- **Records shown**:

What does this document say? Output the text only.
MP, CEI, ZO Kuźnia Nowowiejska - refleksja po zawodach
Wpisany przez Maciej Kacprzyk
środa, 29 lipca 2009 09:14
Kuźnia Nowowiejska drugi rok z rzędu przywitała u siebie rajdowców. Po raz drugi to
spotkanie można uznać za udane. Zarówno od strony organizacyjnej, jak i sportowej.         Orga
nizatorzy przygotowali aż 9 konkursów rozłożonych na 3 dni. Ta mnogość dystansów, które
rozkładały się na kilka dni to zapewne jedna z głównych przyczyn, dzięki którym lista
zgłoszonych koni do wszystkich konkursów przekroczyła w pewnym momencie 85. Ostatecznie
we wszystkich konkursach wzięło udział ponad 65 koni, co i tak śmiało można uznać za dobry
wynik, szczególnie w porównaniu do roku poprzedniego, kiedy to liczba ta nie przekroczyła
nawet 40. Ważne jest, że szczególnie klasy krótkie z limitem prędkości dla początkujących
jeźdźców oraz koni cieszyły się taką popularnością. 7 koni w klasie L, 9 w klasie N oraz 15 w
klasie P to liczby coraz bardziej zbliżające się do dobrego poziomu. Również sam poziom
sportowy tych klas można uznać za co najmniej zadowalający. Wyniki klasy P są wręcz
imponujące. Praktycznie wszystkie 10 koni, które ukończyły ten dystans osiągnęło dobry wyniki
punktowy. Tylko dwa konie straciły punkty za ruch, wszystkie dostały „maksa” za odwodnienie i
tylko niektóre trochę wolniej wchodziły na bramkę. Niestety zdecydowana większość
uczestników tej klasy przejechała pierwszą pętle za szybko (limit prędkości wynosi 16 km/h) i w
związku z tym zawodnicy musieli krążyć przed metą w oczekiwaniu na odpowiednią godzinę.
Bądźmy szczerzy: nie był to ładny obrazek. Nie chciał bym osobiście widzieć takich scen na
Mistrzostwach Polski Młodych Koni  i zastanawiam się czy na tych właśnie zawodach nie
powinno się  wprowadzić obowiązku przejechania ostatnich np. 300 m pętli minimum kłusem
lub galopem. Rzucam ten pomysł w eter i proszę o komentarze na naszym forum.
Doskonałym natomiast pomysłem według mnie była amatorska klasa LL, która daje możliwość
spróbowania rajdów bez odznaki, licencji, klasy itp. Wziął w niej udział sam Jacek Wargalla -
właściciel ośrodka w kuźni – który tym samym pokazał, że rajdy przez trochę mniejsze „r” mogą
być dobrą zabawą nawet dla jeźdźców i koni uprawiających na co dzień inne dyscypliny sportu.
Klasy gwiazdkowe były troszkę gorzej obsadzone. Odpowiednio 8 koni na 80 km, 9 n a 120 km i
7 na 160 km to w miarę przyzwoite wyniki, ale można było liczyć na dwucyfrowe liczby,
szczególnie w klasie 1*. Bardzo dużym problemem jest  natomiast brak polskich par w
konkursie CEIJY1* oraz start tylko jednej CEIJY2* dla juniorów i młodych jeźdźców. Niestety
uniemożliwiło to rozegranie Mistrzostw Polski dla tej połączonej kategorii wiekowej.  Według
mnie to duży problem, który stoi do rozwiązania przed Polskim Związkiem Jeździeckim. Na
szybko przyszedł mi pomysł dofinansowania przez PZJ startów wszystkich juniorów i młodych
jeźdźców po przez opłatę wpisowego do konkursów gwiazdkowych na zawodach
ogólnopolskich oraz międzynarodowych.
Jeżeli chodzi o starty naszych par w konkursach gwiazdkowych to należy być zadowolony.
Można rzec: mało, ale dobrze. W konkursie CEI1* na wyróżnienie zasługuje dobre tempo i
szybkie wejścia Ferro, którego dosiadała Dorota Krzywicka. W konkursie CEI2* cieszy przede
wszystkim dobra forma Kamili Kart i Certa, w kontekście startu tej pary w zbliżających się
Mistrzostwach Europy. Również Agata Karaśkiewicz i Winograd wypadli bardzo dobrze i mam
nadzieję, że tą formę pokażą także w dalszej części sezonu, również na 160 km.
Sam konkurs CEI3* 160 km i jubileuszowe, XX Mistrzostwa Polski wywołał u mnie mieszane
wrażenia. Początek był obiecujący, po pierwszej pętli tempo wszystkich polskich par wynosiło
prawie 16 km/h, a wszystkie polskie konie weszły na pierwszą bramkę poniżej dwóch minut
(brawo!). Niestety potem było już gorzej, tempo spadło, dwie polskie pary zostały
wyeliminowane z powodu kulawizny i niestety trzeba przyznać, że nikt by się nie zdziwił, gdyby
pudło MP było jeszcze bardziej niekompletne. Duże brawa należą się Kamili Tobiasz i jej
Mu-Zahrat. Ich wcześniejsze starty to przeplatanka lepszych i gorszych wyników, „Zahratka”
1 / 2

- **Set task**: Scan the listing above and copy all lines containing the word "gwiazdkowych".

- **The answer**:
jeźdźców po przez opłatę wpisowego do konkursów gwiazdkowych na zawodach
Jeżeli chodzi o starty naszych par w konkursach gwiazdkowych to należy być zadowolony.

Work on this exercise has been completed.